• Task directions: Give the count of lines containing the string "manual", with no other output.

==== Records provided

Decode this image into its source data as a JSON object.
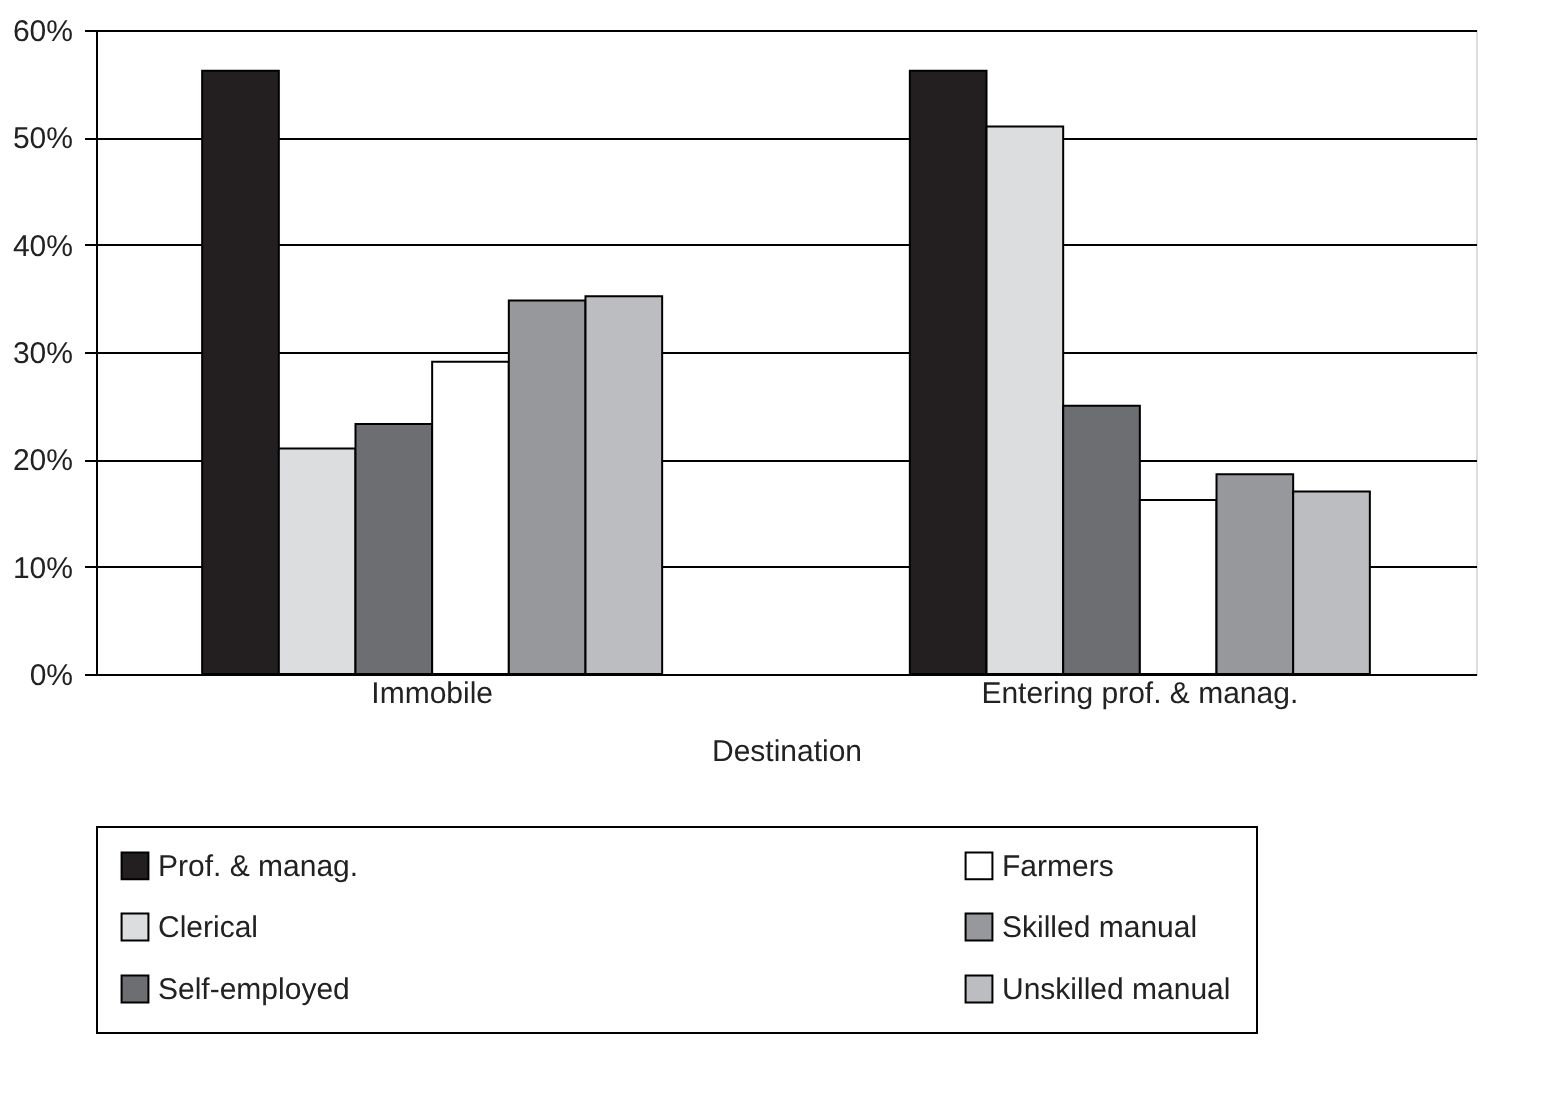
{
  "chart_data": {
    "type": "bar",
    "xlabel": "Destination",
    "categories": [
      "Immobile",
      "Entering prof. & manag."
    ],
    "series": [
      {
        "name": "Prof. & manag.",
        "color": "#231f20",
        "values": [
          56.2,
          56.2
        ]
      },
      {
        "name": "Clerical",
        "color": "#dcdddf",
        "values": [
          21.0,
          51.0
        ]
      },
      {
        "name": "Self-employed",
        "color": "#6d6e71",
        "values": [
          23.3,
          25.0
        ]
      },
      {
        "name": "Farmers",
        "color": "#ffffff",
        "values": [
          29.1,
          16.2
        ]
      },
      {
        "name": "Skilled manual",
        "color": "#97989b",
        "values": [
          34.8,
          18.6
        ]
      },
      {
        "name": "Unskilled manual",
        "color": "#bcbdc0",
        "values": [
          35.2,
          17.0
        ]
      }
    ],
    "ylim": [
      0,
      60
    ],
    "yticks": [
      {
        "value": 0,
        "label": "0%"
      },
      {
        "value": 10,
        "label": "10%"
      },
      {
        "value": 20,
        "label": "20%"
      },
      {
        "value": 30,
        "label": "30%"
      },
      {
        "value": 40,
        "label": "40%"
      },
      {
        "value": 50,
        "label": "50%"
      },
      {
        "value": 60,
        "label": "60%"
      }
    ],
    "grid": "y",
    "legend": "bottom"
  }
}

========

• Output below: 2